◆ Aim of the task
What lines in the entries hold the string "Zedler"? List them.
··· Excerpted data
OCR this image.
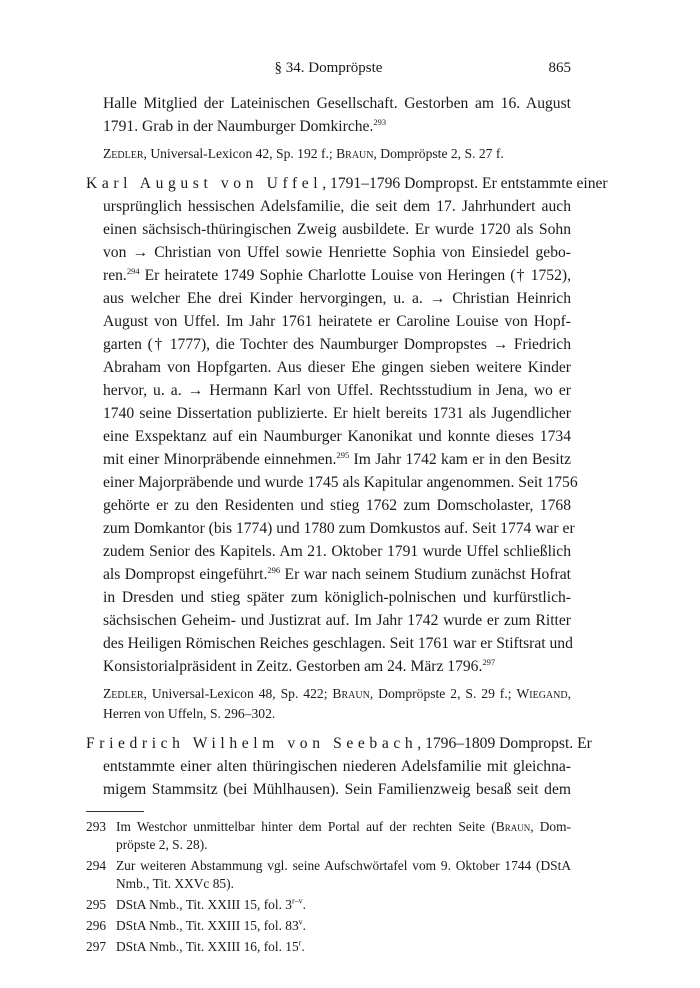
§ 34. Dompröpste	865
Halle Mitglied der Lateinischen Gesellschaft. Gestorben am 16. August
1791. Grab in der Naumburger Domkirche.$^{293}$
Zedler, Universal-Lexicon 42, Sp. 192 f.; Braun, Dompröpste 2, S. 27 f.
Karl August von Uffel, 1791–1796 Dompropst. Er entstammte einer
ursprünglich hessischen Adelsfamilie, die seit dem 17. Jahrhundert auch
einen sächsisch-thüringischen Zweig ausbildete. Er wurde 1720 als Sohn
von → Christian von Uffel sowie Henriette Sophia von Einsiedel gebo-
ren.$^{294}$ Er heiratete 1749 Sophie Charlotte Louise von Heringen († 1752),
aus welcher Ehe drei Kinder hervorgingen, u. a. → Christian Heinrich
August von Uffel. Im Jahr 1761 heiratete er Caroline Louise von Hopf-
garten († 1777), die Tochter des Naumburger Dompropstes → Friedrich
Abraham von Hopfgarten. Aus dieser Ehe gingen sieben weitere Kinder
hervor, u. a. → Hermann Karl von Uffel. Rechtsstudium in Jena, wo er
1740 seine Dissertation publizierte. Er hielt bereits 1731 als Jugendlicher
eine Exspektanz auf ein Naumburger Kanonikat und konnte dieses 1734
mit einer Minorpräbende einnehmen.$^{295}$ Im Jahr 1742 kam er in den Besitz
einer Majorpräbende und wurde 1745 als Kapitular angenommen. Seit 1756
gehörte er zu den Residenten und stieg 1762 zum Domscholaster, 1768
zum Domkantor (bis 1774) und 1780 zum Domkustos auf. Seit 1774 war er
zudem Senior des Kapitels. Am 21. Oktober 1791 wurde Uffel schließlich
als Dompropst eingeführt.$^{296}$ Er war nach seinem Studium zunächst Hofrat
in Dresden und stieg später zum königlich-polnischen und kurfürstlich-
sächsischen Geheim- und Justizrat auf. Im Jahr 1742 wurde er zum Ritter
des Heiligen Römischen Reiches geschlagen. Seit 1761 war er Stiftsrat und
Konsistorialpräsident in Zeitz. Gestorben am 24. März 1796.$^{297}$
Zedler, Universal-Lexicon 48, Sp. 422; Braun, Dompröpste 2, S. 29 f.; Wiegand,
Herren von Uffeln, S. 296–302.
Friedrich Wilhelm von Seebach, 1796–1809 Dompropst. Er
entstammte einer alten thüringischen niederen Adelsfamilie mit gleichna-
migem Stammsitz (bei Mühlhausen). Sein Familienzweig besaß seit dem
293 Im Westchor unmittelbar hinter dem Portal auf der rechten Seite (Braun, Dom-
pröpste 2, S. 28).
294 Zur weiteren Abstammung vgl. seine Aufschwörtafel vom 9. Oktober 1744 (DStA
Nmb., Tit. XXVc 85).
295 DStA Nmb., Tit. XXIII 15, fol. 3$^{r-v}$.
296 DStA Nmb., Tit. XXIII 15, fol. 83$^v$.
297 DStA Nmb., Tit. XXIII 16, fol. 15$^r$.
······
◆ Solution for this problem
Zedler, Universal-Lexicon 42, Sp. 192 f.; Braun, Dompröpste 2, S. 27 f.
Zedler, Universal-Lexicon 48, Sp. 422; Braun, Dompröpste 2, S. 29 f.; Wiegand,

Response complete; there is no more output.